§ EXERCISE GOAL:
Copy each line of the records that holds the string "français".

§ Collection entries:
□ □ □ □ □
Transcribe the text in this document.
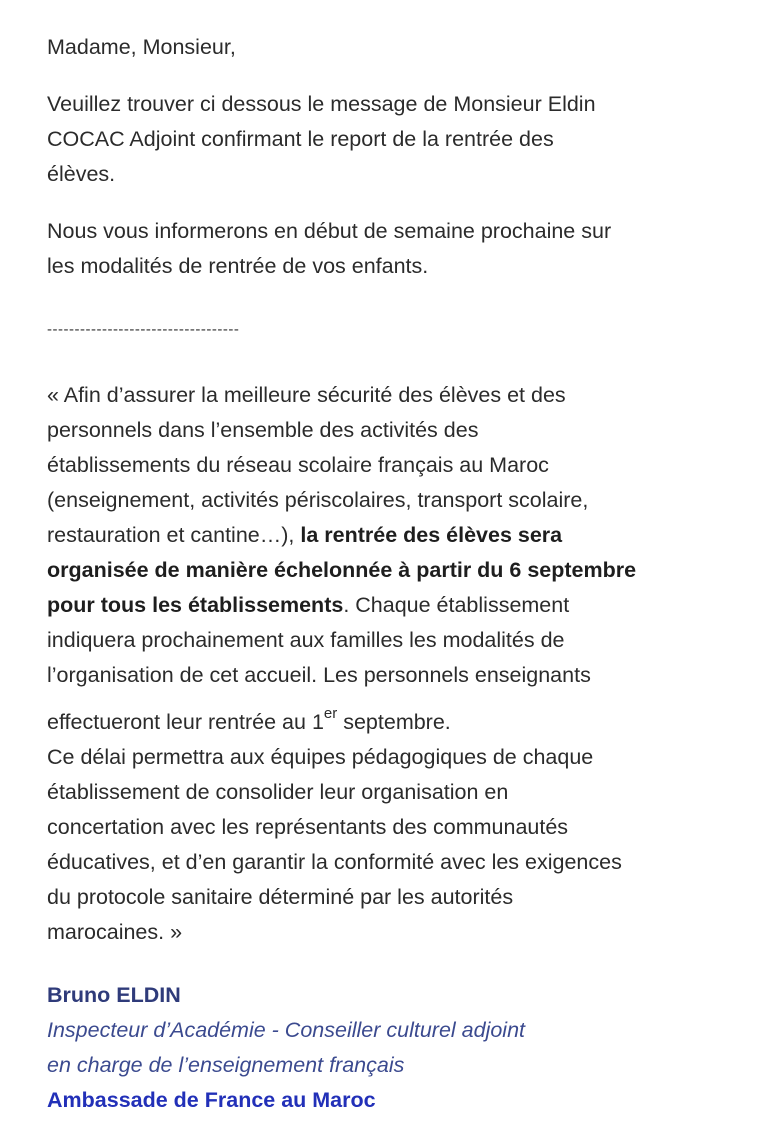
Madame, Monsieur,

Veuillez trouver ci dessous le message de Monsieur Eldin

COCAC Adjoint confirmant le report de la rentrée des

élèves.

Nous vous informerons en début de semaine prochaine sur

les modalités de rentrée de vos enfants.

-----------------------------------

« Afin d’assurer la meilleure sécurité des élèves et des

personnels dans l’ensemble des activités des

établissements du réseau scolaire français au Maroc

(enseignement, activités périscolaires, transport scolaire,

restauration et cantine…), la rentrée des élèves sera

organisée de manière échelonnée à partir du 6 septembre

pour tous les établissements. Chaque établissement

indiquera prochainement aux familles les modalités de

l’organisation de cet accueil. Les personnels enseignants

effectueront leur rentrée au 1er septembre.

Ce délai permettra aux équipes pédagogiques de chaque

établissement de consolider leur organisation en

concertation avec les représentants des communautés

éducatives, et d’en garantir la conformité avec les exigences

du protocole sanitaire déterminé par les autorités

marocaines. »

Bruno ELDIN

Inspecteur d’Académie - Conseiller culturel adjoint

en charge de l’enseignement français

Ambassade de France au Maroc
□ □ □ □ □
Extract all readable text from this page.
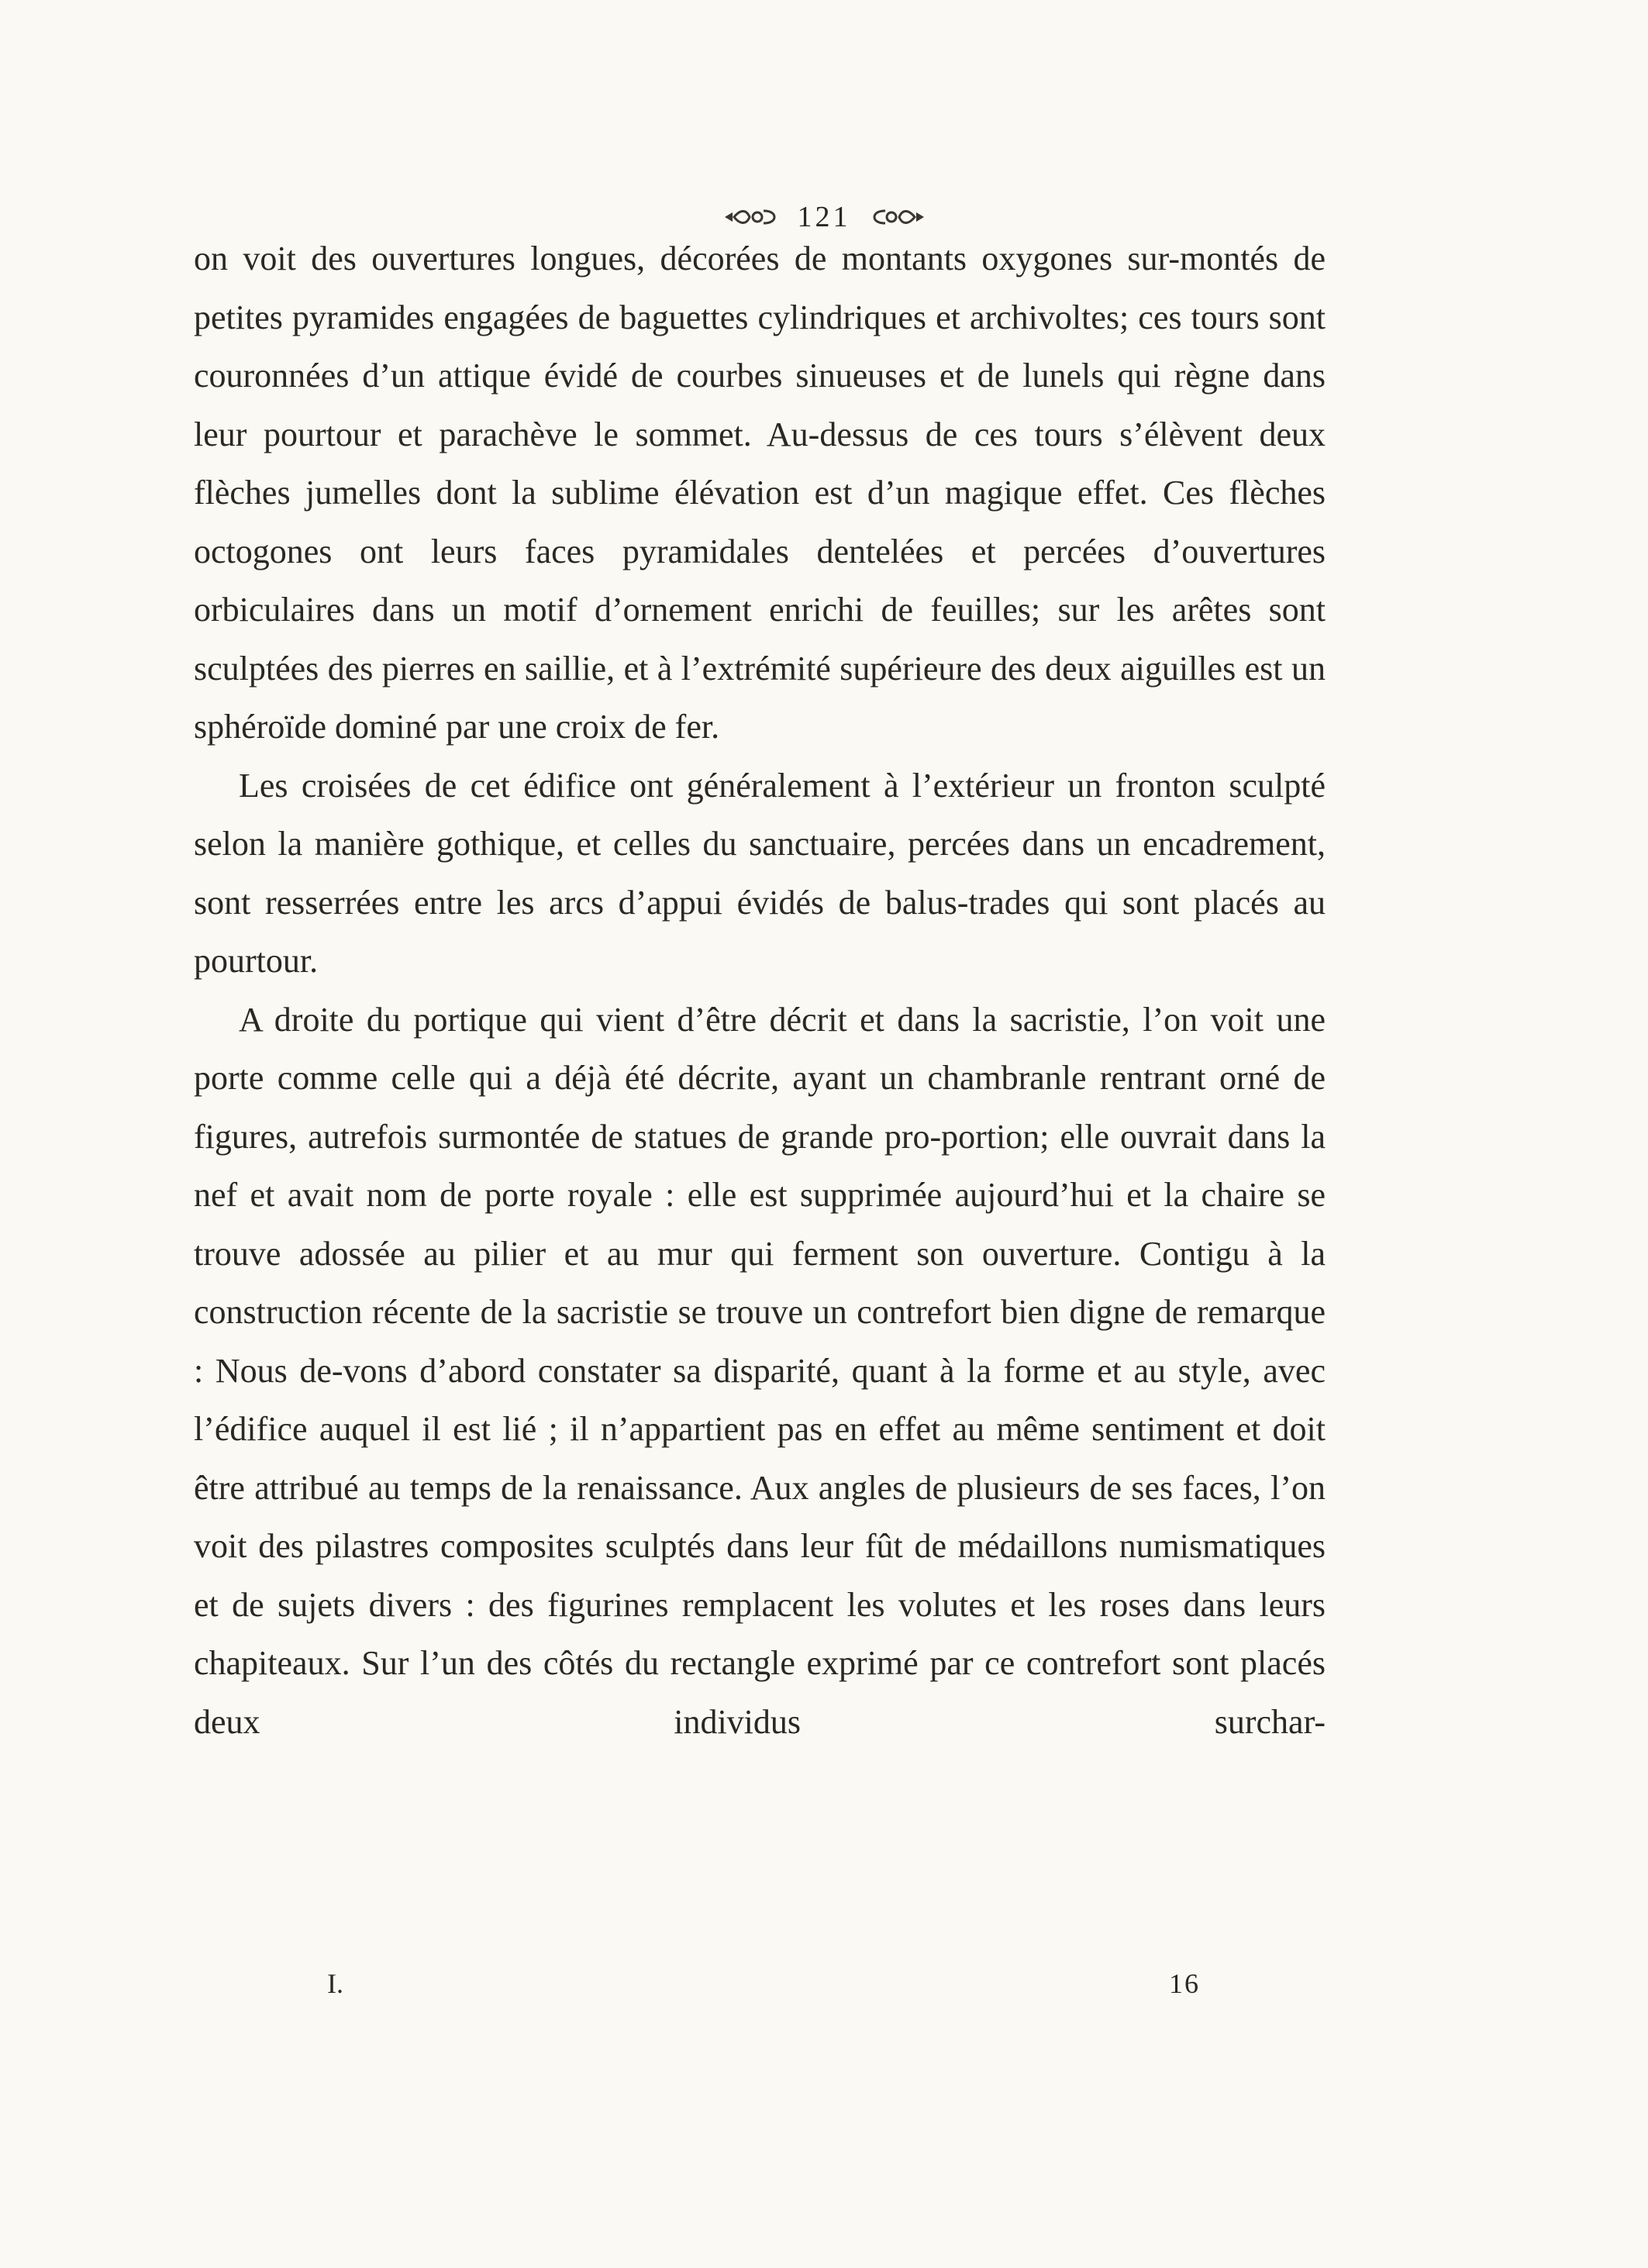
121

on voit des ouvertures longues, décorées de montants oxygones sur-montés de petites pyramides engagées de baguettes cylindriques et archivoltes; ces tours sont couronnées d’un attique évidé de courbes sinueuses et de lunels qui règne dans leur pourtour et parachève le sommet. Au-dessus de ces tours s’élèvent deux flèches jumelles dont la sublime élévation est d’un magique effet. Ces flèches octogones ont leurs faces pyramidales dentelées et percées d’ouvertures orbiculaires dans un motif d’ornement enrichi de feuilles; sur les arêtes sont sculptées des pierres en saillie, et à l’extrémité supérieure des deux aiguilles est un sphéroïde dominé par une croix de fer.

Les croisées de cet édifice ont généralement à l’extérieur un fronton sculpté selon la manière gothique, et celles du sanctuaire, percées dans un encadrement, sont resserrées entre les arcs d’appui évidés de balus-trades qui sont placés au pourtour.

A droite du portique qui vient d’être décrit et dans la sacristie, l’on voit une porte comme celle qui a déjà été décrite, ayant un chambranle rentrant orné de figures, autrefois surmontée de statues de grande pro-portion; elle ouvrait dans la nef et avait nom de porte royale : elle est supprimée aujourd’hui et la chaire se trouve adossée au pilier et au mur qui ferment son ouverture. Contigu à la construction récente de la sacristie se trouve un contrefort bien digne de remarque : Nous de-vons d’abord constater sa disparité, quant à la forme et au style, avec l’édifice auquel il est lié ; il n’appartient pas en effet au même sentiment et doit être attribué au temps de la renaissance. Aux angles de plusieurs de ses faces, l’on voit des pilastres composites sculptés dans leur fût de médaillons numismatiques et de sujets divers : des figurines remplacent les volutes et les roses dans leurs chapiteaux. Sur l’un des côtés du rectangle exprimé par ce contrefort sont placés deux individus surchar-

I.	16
□ □ □ □ □
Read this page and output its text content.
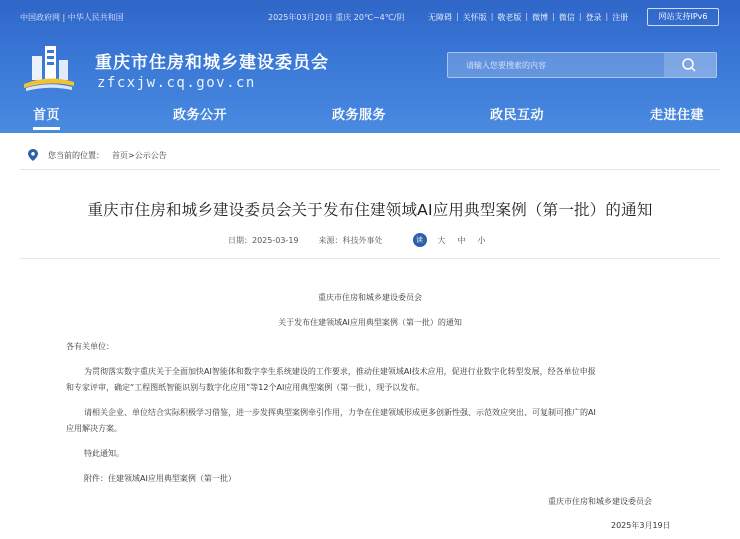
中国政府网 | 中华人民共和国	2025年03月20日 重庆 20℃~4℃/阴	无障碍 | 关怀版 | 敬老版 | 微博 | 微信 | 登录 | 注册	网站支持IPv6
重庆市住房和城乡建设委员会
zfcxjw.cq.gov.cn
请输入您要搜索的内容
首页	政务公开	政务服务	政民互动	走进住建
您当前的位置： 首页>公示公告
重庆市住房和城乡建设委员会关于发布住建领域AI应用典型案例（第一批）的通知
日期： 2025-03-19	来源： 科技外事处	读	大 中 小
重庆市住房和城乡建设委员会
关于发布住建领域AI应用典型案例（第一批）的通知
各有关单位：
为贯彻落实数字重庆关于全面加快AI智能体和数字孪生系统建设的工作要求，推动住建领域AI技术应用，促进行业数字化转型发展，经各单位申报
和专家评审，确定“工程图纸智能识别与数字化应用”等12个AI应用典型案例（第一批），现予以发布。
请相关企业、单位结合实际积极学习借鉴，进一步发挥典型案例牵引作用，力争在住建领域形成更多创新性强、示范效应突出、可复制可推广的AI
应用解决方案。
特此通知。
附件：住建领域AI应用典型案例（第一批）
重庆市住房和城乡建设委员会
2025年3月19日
□ □ □ □ □
§ REPLY:
établissements du réseau scolaire français au Maroc
en charge de l’enseignement français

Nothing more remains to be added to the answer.